Dataset items

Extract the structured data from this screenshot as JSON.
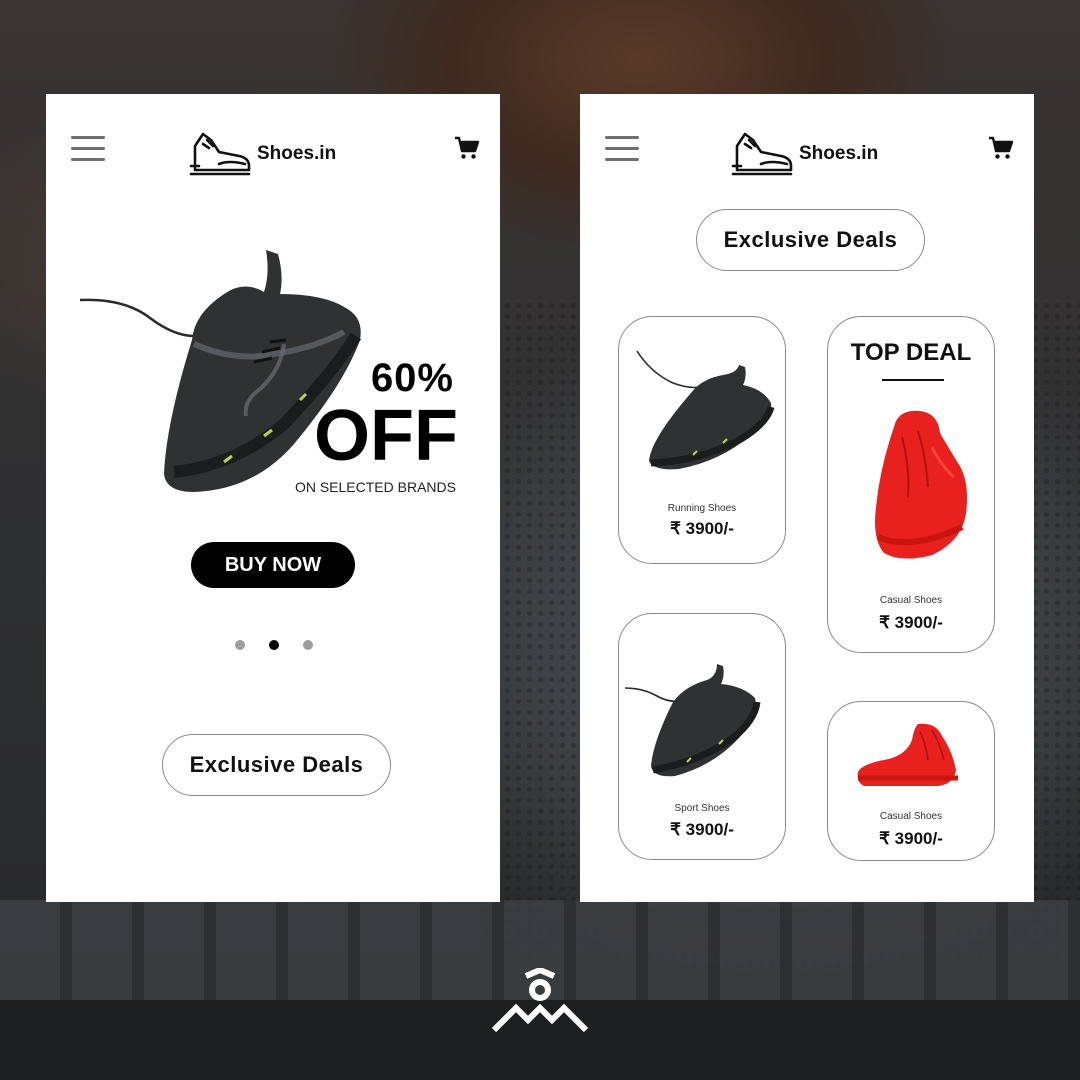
{
  "brand": {
    "name": "Shoes.in"
  },
  "colors": {
    "accent": "#000000",
    "card_border": "#8a8a8a",
    "shoe_red": "#e8201e",
    "shoe_dark": "#2f3133",
    "highlight": "#b9d64a"
  },
  "left_screen": {
    "promo": {
      "percent": "60%",
      "off": "OFF",
      "subtitle": "ON SELECTED BRANDS"
    },
    "buy_button": "BUY NOW",
    "carousel": {
      "count": 3,
      "active_index": 1
    },
    "deals_button": "Exclusive Deals"
  },
  "right_screen": {
    "deals_button": "Exclusive Deals",
    "cards": {
      "running": {
        "label": "Running Shoes",
        "price": "₹ 3900/-"
      },
      "top_deal": {
        "title": "TOP DEAL",
        "label": "Casual Shoes",
        "price": "₹ 3900/-"
      },
      "sport": {
        "label": "Sport Shoes",
        "price": "₹ 3900/-"
      },
      "casual": {
        "label": "Casual Shoes",
        "price": "₹ 3900/-"
      }
    }
  },
  "icons": [
    "menu-icon",
    "sneaker-logo-icon",
    "cart-icon",
    "shoe-image",
    "studio-brand-mark-icon"
  ]
}
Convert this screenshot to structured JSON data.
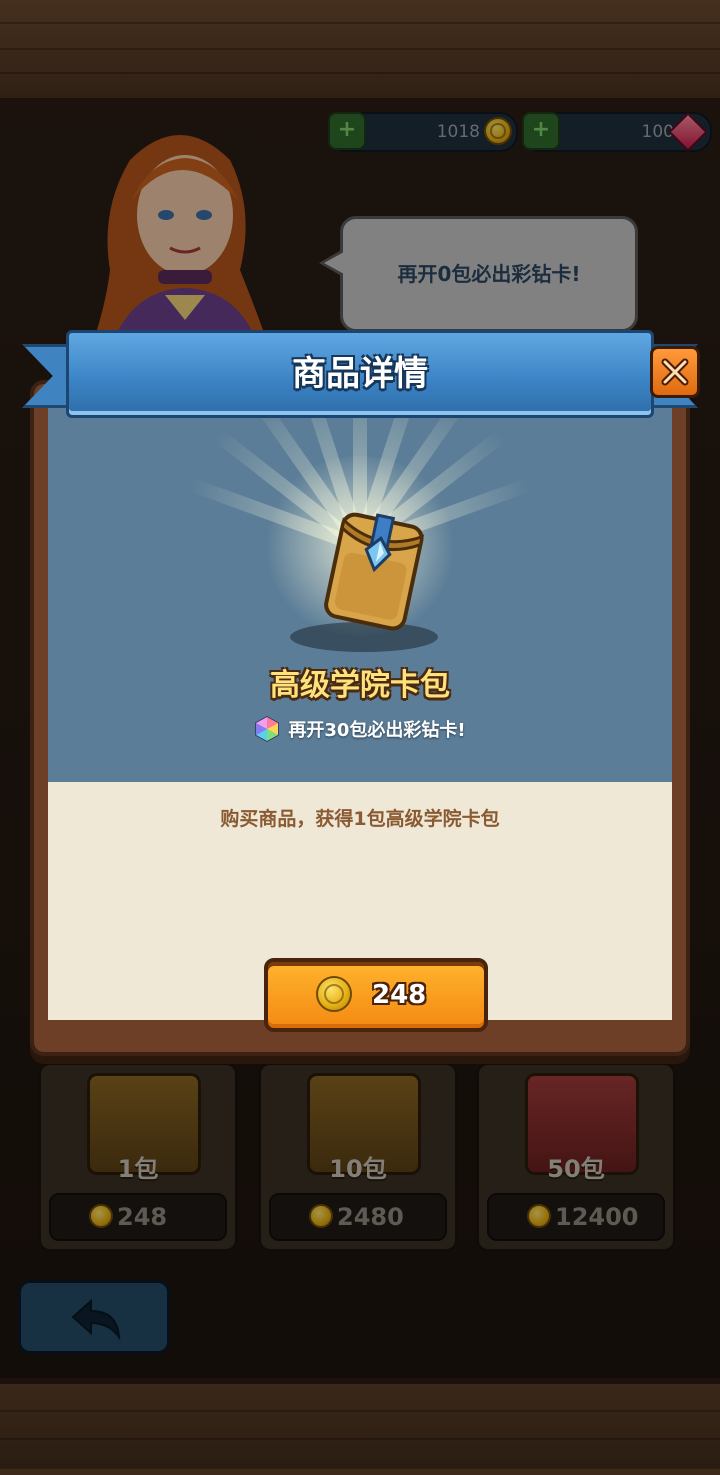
{
  "currency_bar": {
    "coins": "1018",
    "gems": "100"
  },
  "speech_bubble": {
    "text": "再开0包必出彩钻卡!"
  },
  "shop_packs": [
    {
      "label": "1包",
      "price": "248"
    },
    {
      "label": "10包",
      "price": "2480"
    },
    {
      "label": "50包",
      "price": "12400"
    }
  ],
  "dialog": {
    "title": "商品详情",
    "product_name": "高级学院卡包",
    "guarantee_text": "再开30包必出彩钻卡!",
    "description": "购买商品，获得1包高级学院卡包",
    "buy_price": "248"
  },
  "icons": {
    "close": "close-icon",
    "back": "back-arrow-icon",
    "coin": "coin-icon",
    "gem": "gem-icon",
    "rainbow_gem": "rainbow-gem-icon",
    "card_pack": "card-pack-icon"
  },
  "colors": {
    "ribbon_blue": "#3b82c4",
    "buy_orange": "#f48a12",
    "title_gold": "#ffe27a",
    "panel_blue": "#5b7d97",
    "panel_cream": "#efe8d7"
  }
}
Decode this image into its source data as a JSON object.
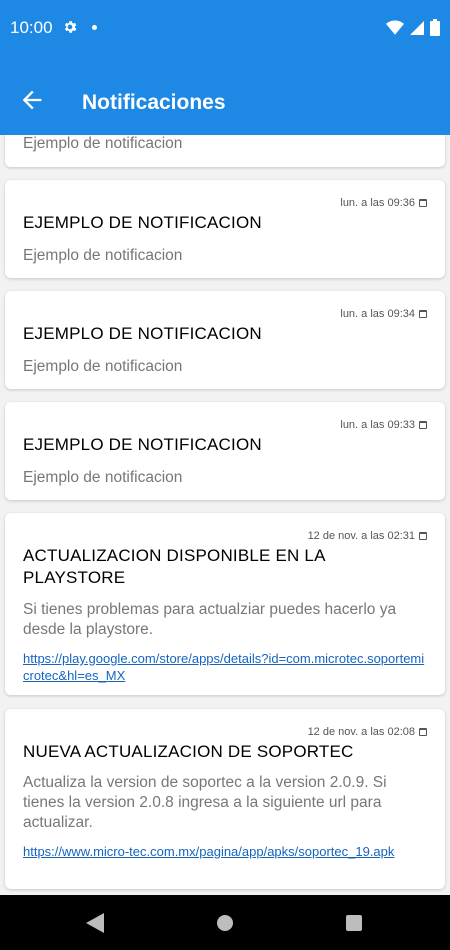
{
  "status": {
    "time": "10:00"
  },
  "header": {
    "title": "Notificaciones"
  },
  "notifications": [
    {
      "body": "Ejemplo de notificacion"
    },
    {
      "date": "lun. a las 09:36",
      "title": "EJEMPLO DE NOTIFICACION",
      "body": "Ejemplo de notificacion"
    },
    {
      "date": "lun. a las 09:34",
      "title": "EJEMPLO DE NOTIFICACION",
      "body": "Ejemplo de notificacion"
    },
    {
      "date": "lun. a las 09:33",
      "title": "EJEMPLO DE NOTIFICACION",
      "body": "Ejemplo de notificacion"
    },
    {
      "date": "12 de nov. a las 02:31",
      "title": "ACTUALIZACION DISPONIBLE EN LA PLAYSTORE",
      "body": "Si tienes problemas para actualziar puedes hacerlo ya desde la playstore.",
      "link": "https://play.google.com/store/apps/details?id=com.microtec.soportemicrotec&hl=es_MX"
    },
    {
      "date": "12 de nov. a las 02:08",
      "title": "NUEVA ACTUALIZACION DE SOPORTEC",
      "body": "Actualiza la version de soportec a la version 2.0.9. Si tienes la version 2.0.8  ingresa a la siguiente url  para actualizar.",
      "link": "https://www.micro-tec.com.mx/pagina/app/apks/soportec_19.apk"
    }
  ]
}
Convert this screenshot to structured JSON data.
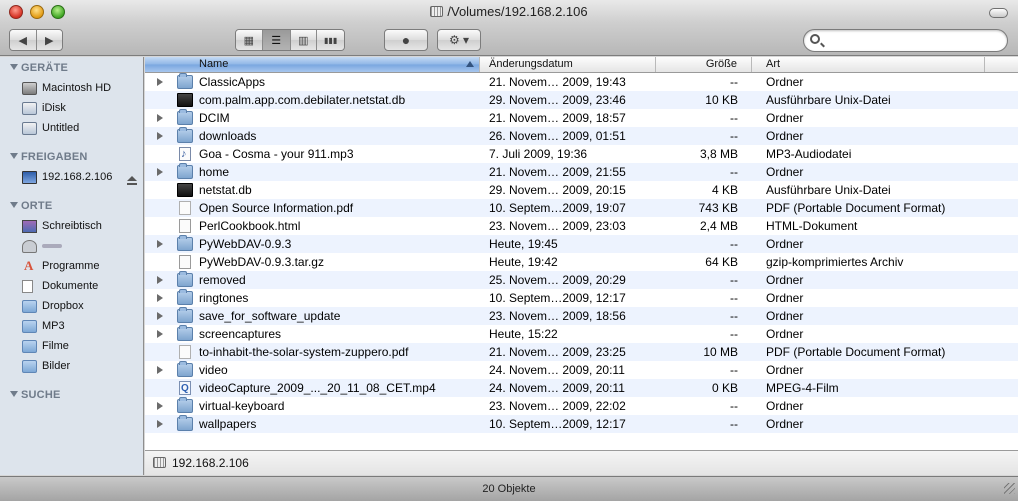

- Short exercise:
Spot every line that holds "label" and copy it.

- Expected output:
        "label": "Running Shoes",
        "label": "Casual Shoes",
        "label": "Sport Shoes",
        "label": "Casual Shoes",
      "label": "1包",
      "label": "10包",
      "label": "50包",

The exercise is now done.